▸ **Directive**:
Transcribe every entry word for word, leaving out all images.

▸ **Provided information**:
------------

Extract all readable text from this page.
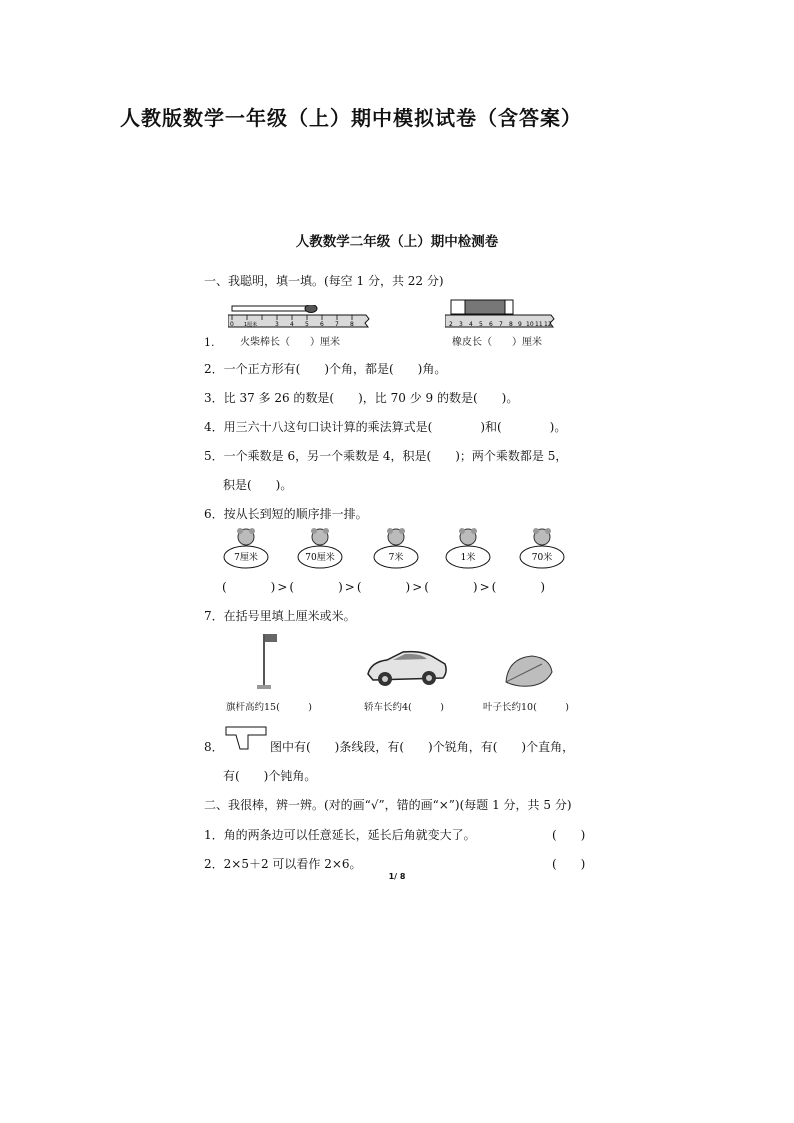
人教版数学一年级（上）期中模拟试卷（含答案）
人教数学二年级（上）期中检测卷
一、我聪明，填一填。(每空 1 分，共 22 分)
0 1厘米	3 4 5 6 7 8	2 3 4 5 6 7 8 9 10 11 12
1.	火柴棒长（　　）厘米	橡皮长（　　）厘米
2．一个正方形有(　　)个角，都是(　　)角。
3．比 37 多 26 的数是(　　)，比 70 少 9 的数是(　　)。
4．用三六十八这句口诀计算的乘法算式是(　　　　)和(　　　　)。
5．一个乘数是 6，另一个乘数是 4，积是(　　)；两个乘数都是 5，
积是(　　)。
6．按从长到短的顺序排一排。
7厘米	70厘米	7米	1米	70米
(　　　)>(　　　)>(　　　)>(　　　)>(　　　)
7．在括号里填上厘米或米。
旗杆高约15(　　　)	轿车长约4(　　　)	叶子长约10(　　　)
8．	图中有(　　)条线段，有(　　)个锐角，有(　　)个直角，
有(　　)个钝角。
二、我很棒，辨一辨。(对的画“√”，错的画“×”)(每题 1 分，共 5 分)
1．角的两条边可以任意延长，延长后角就变大了。	(　　)
2．2×5＋2 可以看作 2×6。	(　　)
1/ 8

------------

▸ **Exercise answer**:
Extract all readable text from this page.
人教版数学一年级（上）期中模拟试卷（含答案）
人教数学二年级（上）期中检测卷
一、我聪明，填一填。(每空 1 分，共 22 分)
0 1厘米	3 4 5 6 7 8	2 3 4 5 6 7 8 9 10 11 12
1.	火柴棒长（　　）厘米	橡皮长（　　）厘米
2．一个正方形有(　　)个角，都是(　　)角。
3．比 37 多 26 的数是(　　)，比 70 少 9 的数是(　　)。
4．用三六十八这句口诀计算的乘法算式是(　　　　)和(　　　　)。
5．一个乘数是 6，另一个乘数是 4，积是(　　)；两个乘数都是 5，
积是(　　)。
6．按从长到短的顺序排一排。
7厘米	70厘米	7米	1米	70米
(　　　)>(　　　)>(　　　)>(　　　)>(　　　)
7．在括号里填上厘米或米。
旗杆高约15(　　　)	轿车长约4(　　　)	叶子长约10(　　　)
8．	图中有(　　)条线段，有(　　)个锐角，有(　　)个直角，
有(　　)个钝角。
二、我很棒，辨一辨。(对的画“√”，错的画“×”)(每题 1 分，共 5 分)
1．角的两条边可以任意延长，延长后角就变大了。	(　　)
2．2×5＋2 可以看作 2×6。	(　　)
1/ 8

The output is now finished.